> _WHAT NEEDS TO BE DONE_
Wherever the string "乌当区新天大道北段" appears, copy the whole line.

[Saved entries]
::::::
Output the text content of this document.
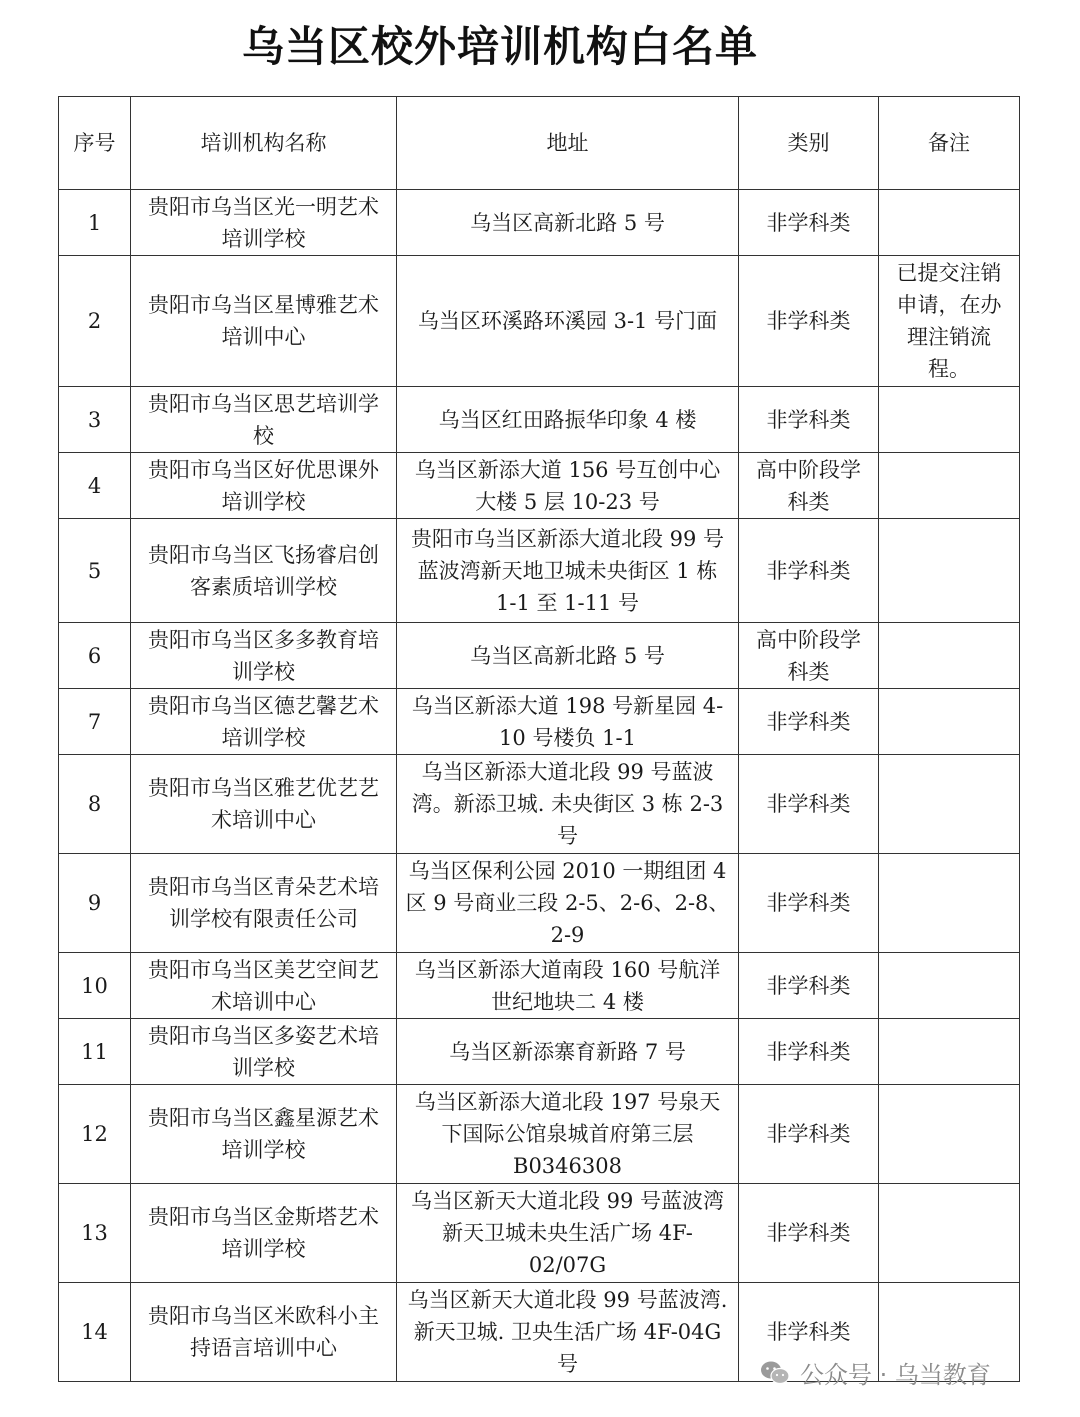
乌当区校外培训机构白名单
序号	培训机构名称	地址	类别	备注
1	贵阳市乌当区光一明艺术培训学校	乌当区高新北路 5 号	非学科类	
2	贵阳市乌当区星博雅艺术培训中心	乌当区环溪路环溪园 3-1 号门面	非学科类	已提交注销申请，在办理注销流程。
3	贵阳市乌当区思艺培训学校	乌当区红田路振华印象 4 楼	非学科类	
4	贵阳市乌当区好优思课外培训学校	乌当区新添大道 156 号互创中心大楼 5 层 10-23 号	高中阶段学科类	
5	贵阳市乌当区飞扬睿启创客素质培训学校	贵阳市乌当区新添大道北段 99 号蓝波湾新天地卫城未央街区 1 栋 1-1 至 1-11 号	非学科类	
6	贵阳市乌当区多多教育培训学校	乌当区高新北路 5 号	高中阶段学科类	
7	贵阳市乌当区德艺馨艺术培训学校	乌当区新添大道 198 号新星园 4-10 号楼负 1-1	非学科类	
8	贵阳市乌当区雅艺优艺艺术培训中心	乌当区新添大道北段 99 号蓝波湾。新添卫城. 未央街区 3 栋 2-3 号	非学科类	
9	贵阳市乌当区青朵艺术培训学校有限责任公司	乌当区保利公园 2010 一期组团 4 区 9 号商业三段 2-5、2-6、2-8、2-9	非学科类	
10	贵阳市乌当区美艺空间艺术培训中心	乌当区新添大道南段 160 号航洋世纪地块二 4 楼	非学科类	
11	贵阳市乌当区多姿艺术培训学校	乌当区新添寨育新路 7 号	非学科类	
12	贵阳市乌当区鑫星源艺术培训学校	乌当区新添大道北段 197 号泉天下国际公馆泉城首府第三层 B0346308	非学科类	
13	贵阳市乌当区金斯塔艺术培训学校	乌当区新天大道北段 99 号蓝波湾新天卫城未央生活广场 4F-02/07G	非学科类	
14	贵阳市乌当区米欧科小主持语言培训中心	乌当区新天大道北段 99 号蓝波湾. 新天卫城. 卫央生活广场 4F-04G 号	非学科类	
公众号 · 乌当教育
::::::
> _SOLVED PROBLEM_
13	贵阳市乌当区金斯塔艺术培训学校	乌当区新天大道北段 99 号蓝波湾新天卫城未央生活广场 4F-02/07G	非学科类	
14	贵阳市乌当区米欧科小主持语言培训中心	乌当区新天大道北段 99 号蓝波湾. 新天卫城. 卫央生活广场 4F-04G 号	非学科类	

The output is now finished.